#### Aim:
Find each line in the records that contains the word "Space" and copy those lines.

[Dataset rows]
....
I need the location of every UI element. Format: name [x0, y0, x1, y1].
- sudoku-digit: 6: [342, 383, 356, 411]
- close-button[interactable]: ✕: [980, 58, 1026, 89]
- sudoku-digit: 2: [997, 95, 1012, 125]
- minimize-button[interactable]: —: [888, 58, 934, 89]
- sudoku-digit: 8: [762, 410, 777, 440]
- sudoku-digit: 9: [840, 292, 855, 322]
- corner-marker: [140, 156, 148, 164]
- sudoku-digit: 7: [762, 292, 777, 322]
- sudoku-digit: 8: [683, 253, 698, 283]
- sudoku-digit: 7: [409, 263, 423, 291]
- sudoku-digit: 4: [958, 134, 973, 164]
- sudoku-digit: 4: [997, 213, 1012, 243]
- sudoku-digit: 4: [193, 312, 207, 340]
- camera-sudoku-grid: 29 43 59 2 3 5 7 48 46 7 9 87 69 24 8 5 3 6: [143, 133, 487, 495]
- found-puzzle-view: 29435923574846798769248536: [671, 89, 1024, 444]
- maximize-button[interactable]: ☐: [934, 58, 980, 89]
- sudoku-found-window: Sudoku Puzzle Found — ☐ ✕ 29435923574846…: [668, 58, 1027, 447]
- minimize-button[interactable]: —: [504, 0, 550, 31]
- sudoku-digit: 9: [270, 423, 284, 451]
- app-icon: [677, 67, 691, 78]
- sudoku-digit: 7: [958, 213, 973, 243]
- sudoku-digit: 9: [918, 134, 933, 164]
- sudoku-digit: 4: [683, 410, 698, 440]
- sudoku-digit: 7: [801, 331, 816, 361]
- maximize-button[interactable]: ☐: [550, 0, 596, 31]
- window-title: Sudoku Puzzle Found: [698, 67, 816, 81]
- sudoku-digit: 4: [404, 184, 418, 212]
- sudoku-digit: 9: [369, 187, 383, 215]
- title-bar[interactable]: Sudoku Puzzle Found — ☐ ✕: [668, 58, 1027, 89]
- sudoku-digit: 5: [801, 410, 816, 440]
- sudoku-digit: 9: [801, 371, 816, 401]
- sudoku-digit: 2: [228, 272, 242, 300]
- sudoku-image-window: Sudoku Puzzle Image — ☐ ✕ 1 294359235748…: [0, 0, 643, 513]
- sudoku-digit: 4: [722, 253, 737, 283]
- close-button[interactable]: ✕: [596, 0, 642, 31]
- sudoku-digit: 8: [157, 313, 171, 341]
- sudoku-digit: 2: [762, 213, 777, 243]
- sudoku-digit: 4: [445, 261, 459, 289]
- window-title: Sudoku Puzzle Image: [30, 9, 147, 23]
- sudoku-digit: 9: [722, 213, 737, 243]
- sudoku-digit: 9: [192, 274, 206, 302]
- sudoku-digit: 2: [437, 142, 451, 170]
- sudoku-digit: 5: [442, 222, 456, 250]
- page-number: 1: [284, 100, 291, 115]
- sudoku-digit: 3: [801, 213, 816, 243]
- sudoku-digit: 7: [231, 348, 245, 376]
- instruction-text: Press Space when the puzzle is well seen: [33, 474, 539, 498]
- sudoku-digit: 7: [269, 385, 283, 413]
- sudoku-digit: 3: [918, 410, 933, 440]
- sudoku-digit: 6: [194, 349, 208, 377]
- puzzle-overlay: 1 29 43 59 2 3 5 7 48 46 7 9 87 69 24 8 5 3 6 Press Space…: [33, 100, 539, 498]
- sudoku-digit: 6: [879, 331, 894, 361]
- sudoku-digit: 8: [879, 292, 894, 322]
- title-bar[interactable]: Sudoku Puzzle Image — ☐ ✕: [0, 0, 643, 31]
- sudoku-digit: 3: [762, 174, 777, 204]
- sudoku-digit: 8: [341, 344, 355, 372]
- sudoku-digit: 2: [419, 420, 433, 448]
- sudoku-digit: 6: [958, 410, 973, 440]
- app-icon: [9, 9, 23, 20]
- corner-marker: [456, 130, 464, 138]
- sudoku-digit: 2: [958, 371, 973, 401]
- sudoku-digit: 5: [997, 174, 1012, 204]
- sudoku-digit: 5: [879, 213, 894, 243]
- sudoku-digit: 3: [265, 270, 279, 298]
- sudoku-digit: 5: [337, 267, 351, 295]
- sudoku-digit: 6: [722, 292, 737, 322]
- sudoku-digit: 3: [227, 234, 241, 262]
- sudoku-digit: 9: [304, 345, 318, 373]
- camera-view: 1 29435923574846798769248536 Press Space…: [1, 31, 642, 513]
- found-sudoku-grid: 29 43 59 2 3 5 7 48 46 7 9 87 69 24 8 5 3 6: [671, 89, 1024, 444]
....
#### Expected answer:
- instruction-text: Press Space when the puzzle is well seen: [33, 474, 539, 498]
- puzzle-overlay: 1 29 43 59 2 3 5 7 48 46 7 9 87 69 24 8 5 3 6 Press Space…: [33, 100, 539, 498]
- camera-view: 1 29435923574846798769248536 Press Space…: [1, 31, 642, 513]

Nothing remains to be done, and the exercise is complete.